> WHAT YOU HAVE TO DO: Go through the entries below and copy each line containing the word "Display".

** Start EXERCISE DATA **

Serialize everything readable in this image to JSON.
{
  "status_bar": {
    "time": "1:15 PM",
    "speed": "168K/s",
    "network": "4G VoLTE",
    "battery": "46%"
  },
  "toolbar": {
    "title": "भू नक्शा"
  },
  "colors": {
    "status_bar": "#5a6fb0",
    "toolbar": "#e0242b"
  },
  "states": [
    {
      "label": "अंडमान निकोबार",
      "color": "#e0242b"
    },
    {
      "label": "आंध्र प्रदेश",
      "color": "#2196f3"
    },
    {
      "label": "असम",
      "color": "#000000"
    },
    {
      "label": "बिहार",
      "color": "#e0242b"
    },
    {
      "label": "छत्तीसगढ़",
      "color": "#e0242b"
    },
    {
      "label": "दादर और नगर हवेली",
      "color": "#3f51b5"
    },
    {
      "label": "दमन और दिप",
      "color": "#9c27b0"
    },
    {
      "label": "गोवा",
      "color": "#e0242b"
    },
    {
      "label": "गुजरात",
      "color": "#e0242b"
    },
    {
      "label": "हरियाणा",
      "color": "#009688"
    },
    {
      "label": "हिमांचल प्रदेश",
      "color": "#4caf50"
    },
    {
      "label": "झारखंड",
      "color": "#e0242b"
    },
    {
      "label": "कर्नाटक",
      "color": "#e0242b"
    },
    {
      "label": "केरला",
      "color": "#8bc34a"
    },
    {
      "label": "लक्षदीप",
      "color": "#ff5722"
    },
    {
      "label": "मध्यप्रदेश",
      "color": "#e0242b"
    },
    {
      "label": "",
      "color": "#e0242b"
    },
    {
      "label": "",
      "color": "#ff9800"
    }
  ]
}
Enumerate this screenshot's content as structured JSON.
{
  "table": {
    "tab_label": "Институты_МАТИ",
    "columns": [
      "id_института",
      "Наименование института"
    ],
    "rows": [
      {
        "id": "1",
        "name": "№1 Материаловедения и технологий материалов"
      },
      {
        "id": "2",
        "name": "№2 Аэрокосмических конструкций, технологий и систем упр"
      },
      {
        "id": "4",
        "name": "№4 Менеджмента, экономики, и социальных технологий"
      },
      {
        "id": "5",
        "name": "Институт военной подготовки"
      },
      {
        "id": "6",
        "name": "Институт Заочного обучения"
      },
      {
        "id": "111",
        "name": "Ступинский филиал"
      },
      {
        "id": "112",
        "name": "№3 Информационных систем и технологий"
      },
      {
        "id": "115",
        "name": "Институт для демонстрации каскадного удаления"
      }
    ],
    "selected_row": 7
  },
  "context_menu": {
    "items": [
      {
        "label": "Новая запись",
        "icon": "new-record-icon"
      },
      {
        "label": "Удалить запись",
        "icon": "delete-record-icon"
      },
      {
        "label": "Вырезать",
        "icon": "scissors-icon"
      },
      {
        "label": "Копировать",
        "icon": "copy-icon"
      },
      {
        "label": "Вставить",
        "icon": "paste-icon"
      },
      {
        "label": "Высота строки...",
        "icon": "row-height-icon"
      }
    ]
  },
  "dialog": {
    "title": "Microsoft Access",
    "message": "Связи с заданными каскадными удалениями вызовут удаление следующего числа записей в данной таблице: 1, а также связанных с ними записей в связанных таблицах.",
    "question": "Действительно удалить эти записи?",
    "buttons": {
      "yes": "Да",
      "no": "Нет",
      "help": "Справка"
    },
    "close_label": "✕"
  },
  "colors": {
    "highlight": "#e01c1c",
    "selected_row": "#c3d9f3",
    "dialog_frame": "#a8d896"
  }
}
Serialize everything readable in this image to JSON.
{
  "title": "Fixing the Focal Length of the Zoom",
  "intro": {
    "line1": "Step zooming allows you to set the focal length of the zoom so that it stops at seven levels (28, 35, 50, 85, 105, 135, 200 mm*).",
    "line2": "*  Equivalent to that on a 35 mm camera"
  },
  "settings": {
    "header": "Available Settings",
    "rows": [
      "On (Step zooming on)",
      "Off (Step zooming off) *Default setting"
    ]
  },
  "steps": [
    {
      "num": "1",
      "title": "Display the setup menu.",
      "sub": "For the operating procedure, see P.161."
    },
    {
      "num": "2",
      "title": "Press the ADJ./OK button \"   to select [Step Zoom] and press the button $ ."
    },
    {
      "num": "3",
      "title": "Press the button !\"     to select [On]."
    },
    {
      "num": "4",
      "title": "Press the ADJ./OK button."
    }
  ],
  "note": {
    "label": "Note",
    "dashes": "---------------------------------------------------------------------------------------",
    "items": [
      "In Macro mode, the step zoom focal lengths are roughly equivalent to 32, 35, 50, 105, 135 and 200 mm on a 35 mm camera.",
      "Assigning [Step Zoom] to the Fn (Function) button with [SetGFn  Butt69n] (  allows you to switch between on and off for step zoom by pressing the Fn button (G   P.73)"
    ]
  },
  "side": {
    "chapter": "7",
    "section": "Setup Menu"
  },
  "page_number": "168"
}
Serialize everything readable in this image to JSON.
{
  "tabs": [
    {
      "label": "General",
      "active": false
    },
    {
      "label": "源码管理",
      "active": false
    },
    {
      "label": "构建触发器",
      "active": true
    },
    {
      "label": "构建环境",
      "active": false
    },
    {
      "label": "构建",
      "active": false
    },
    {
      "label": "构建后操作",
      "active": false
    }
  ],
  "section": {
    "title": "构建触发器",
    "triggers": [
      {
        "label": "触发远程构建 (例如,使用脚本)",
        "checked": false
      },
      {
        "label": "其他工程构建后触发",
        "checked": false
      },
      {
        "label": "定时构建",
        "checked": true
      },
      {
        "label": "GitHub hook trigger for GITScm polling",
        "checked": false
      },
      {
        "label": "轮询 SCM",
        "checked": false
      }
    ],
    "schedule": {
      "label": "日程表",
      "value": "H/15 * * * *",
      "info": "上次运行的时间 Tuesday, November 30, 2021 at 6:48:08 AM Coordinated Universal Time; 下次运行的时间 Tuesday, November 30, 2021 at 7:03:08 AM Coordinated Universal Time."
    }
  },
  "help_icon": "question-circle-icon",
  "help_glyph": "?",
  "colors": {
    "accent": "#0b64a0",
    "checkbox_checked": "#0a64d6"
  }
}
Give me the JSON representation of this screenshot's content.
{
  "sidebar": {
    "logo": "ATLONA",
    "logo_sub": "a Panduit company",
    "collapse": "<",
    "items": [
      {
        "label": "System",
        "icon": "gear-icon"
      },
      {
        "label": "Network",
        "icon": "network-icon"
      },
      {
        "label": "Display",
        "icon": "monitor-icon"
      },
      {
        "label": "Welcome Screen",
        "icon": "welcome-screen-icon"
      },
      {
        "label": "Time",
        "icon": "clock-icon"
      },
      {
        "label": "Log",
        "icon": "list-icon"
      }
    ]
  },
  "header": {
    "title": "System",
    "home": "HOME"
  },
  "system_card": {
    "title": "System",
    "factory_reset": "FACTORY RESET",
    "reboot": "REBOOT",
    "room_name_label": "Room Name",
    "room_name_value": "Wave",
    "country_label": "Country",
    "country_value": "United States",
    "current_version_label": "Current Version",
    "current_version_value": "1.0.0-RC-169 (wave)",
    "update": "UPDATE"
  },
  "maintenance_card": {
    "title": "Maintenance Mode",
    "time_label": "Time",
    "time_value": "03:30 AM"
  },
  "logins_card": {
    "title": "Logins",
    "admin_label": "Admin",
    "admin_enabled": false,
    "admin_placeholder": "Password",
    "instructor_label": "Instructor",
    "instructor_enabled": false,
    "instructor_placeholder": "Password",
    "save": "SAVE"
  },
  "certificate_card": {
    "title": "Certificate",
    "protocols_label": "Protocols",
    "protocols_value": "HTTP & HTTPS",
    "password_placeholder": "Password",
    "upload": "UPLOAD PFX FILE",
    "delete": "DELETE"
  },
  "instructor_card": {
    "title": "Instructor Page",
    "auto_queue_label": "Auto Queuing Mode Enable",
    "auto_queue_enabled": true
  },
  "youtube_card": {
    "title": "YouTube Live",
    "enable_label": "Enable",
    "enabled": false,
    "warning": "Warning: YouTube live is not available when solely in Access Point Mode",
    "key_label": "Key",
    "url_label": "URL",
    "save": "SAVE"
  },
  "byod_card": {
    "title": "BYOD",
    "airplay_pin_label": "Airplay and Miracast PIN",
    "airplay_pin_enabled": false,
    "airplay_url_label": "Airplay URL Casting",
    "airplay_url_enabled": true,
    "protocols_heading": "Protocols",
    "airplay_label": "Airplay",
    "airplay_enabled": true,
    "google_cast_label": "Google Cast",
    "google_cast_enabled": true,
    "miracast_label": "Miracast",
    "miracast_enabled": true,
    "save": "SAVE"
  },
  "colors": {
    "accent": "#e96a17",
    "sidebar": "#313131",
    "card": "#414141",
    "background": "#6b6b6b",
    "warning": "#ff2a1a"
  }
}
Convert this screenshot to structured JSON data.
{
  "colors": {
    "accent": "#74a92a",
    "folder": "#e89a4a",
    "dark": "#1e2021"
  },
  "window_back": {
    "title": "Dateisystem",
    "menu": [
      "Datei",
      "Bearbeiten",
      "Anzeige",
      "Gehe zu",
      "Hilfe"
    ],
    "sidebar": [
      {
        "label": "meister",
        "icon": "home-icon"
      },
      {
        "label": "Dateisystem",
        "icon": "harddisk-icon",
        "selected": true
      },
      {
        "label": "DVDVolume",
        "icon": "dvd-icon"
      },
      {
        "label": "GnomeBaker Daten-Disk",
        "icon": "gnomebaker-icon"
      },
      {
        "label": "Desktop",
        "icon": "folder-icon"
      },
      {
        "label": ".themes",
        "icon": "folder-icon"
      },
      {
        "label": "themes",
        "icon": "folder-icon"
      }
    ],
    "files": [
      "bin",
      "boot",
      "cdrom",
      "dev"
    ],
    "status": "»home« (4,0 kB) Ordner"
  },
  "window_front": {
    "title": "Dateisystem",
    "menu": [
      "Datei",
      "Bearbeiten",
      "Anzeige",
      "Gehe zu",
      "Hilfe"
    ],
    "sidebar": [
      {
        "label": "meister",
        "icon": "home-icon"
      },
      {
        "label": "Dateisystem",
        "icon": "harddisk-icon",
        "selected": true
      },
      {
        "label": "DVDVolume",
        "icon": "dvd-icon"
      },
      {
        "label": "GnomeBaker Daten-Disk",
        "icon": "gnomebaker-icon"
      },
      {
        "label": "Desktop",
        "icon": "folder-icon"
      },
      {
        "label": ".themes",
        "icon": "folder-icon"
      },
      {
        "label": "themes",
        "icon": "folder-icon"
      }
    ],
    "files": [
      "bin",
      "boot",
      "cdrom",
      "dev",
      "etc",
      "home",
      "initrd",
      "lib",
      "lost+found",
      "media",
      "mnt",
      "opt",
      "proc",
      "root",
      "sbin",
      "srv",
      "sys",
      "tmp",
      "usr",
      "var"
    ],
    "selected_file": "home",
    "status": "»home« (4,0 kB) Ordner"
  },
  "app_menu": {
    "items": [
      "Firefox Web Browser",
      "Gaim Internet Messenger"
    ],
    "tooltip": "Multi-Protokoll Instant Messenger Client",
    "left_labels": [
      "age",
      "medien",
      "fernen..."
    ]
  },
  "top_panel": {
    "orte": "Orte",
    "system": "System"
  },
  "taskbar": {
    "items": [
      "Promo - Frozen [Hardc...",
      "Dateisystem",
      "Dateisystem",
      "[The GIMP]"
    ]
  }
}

** End EXERCISE DATA **

> OUTPUT OF THE EXERCISE:
      "title": "Display the setup menu.",
        "label": "Display",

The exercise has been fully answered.